Return all of the lines below exactly as they are.
-- BEGIN Raw records --
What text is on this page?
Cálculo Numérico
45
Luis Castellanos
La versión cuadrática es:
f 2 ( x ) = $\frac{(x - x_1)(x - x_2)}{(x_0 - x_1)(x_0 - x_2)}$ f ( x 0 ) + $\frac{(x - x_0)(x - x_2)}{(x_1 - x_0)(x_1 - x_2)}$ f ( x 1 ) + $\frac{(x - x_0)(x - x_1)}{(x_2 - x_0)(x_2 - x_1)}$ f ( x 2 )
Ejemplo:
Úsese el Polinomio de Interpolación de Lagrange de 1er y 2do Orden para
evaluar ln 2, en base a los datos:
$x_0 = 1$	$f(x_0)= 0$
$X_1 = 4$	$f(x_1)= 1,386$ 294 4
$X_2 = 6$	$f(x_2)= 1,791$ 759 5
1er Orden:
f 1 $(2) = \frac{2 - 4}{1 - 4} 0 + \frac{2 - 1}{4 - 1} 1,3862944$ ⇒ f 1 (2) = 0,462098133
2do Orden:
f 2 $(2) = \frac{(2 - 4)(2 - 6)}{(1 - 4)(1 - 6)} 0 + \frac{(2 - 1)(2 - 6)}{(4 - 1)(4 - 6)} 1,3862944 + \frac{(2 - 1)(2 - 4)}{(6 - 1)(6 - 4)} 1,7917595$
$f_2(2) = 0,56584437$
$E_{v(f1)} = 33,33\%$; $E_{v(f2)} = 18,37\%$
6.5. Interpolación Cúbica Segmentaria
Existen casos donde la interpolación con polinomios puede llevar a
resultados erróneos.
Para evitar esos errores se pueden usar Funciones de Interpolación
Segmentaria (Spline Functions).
-- END Raw records --
Output for this exercise ::
What text is on this page?
Cálculo Numérico
45
Luis Castellanos
La versión cuadrática es:
f 2 ( x ) = $\frac{(x - x_1)(x - x_2)}{(x_0 - x_1)(x_0 - x_2)}$ f ( x 0 ) + $\frac{(x - x_0)(x - x_2)}{(x_1 - x_0)(x_1 - x_2)}$ f ( x 1 ) + $\frac{(x - x_0)(x - x_1)}{(x_2 - x_0)(x_2 - x_1)}$ f ( x 2 )
Ejemplo:
Úsese el Polinomio de Interpolación de Lagrange de 1er y 2do Orden para
evaluar ln 2, en base a los datos:
$x_0 = 1$	$f(x_0)= 0$
$X_1 = 4$	$f(x_1)= 1,386$ 294 4
$X_2 = 6$	$f(x_2)= 1,791$ 759 5
1er Orden:
f 1 $(2) = \frac{2 - 4}{1 - 4} 0 + \frac{2 - 1}{4 - 1} 1,3862944$ ⇒ f 1 (2) = 0,462098133
2do Orden:
f 2 $(2) = \frac{(2 - 4)(2 - 6)}{(1 - 4)(1 - 6)} 0 + \frac{(2 - 1)(2 - 6)}{(4 - 1)(4 - 6)} 1,3862944 + \frac{(2 - 1)(2 - 4)}{(6 - 1)(6 - 4)} 1,7917595$
$f_2(2) = 0,56584437$
$E_{v(f1)} = 33,33\%$; $E_{v(f2)} = 18,37\%$
6.5. Interpolación Cúbica Segmentaria
Existen casos donde la interpolación con polinomios puede llevar a
resultados erróneos.
Para evitar esos errores se pueden usar Funciones de Interpolación
Segmentaria (Spline Functions).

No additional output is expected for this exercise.